--- begin EXERCISE MATERIALS ---

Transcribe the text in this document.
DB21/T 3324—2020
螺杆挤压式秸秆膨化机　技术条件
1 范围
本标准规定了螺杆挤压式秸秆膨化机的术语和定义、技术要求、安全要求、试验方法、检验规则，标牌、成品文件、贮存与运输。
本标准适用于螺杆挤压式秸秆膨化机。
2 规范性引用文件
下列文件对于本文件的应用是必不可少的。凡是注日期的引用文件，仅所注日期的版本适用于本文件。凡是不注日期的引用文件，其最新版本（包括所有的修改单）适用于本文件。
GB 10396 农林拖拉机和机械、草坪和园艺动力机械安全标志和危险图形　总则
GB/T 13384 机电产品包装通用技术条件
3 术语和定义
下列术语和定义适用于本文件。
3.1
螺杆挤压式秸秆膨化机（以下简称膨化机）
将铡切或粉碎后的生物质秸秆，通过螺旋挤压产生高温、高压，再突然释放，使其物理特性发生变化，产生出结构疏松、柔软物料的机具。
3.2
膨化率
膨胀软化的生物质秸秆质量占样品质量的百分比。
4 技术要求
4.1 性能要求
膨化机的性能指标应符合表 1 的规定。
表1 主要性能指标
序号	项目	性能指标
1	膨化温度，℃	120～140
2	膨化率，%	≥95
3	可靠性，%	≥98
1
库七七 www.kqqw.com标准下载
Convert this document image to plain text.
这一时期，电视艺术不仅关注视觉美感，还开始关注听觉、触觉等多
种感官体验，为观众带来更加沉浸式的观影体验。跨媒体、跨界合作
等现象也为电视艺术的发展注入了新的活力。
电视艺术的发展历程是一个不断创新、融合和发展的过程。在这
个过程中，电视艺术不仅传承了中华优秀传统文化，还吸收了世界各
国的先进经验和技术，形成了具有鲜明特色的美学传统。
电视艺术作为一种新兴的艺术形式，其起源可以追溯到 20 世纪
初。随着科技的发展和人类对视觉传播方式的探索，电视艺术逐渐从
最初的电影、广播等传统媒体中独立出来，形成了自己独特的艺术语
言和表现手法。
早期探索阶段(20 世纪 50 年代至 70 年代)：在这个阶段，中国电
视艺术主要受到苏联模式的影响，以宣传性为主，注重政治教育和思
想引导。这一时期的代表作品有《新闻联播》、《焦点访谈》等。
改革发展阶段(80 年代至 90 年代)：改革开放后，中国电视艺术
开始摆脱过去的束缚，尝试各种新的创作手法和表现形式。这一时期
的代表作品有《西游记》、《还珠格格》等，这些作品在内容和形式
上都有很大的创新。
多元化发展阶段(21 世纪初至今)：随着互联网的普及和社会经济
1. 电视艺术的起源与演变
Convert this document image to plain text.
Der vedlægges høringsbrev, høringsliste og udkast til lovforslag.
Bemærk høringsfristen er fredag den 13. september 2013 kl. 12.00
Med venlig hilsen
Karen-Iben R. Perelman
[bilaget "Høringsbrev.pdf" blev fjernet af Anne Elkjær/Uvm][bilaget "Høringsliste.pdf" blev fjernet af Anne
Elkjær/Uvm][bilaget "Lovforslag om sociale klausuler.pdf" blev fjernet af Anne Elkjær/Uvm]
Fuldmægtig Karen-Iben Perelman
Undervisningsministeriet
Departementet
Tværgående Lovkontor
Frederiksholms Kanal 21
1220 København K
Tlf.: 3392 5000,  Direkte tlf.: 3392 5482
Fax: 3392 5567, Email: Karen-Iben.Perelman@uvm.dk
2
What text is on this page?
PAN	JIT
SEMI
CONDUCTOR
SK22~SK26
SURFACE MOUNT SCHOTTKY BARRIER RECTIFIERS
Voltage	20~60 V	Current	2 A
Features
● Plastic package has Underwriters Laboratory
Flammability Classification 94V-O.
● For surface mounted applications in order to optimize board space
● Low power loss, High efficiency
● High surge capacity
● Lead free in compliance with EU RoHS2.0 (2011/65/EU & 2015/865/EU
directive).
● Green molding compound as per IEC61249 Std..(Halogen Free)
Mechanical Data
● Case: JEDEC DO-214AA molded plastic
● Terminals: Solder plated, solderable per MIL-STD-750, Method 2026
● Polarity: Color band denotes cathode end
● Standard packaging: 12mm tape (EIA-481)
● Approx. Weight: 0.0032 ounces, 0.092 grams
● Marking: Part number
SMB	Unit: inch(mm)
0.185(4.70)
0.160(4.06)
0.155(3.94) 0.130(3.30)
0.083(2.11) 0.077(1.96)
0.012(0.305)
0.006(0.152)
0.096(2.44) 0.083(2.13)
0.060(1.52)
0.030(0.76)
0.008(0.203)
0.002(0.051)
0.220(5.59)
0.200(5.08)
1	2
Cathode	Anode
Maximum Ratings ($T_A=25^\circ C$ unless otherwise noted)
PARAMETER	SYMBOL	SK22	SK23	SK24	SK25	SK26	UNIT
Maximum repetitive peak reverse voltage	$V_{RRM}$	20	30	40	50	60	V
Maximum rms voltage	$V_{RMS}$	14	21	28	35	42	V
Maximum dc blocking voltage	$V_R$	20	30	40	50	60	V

--- end EXERCISE MATERIALS ---

▸ TASK DIRECTIONS: Pull out and copy each line containing the string "Elkjær".

▸ WRITTEN ANSWER:
[bilaget "Høringsbrev.pdf" blev fjernet af Anne Elkjær/Uvm][bilaget "Høringsliste.pdf" blev fjernet af Anne
Elkjær/Uvm][bilaget "Lovforslag om sociale klausuler.pdf" blev fjernet af Anne Elkjær/Uvm]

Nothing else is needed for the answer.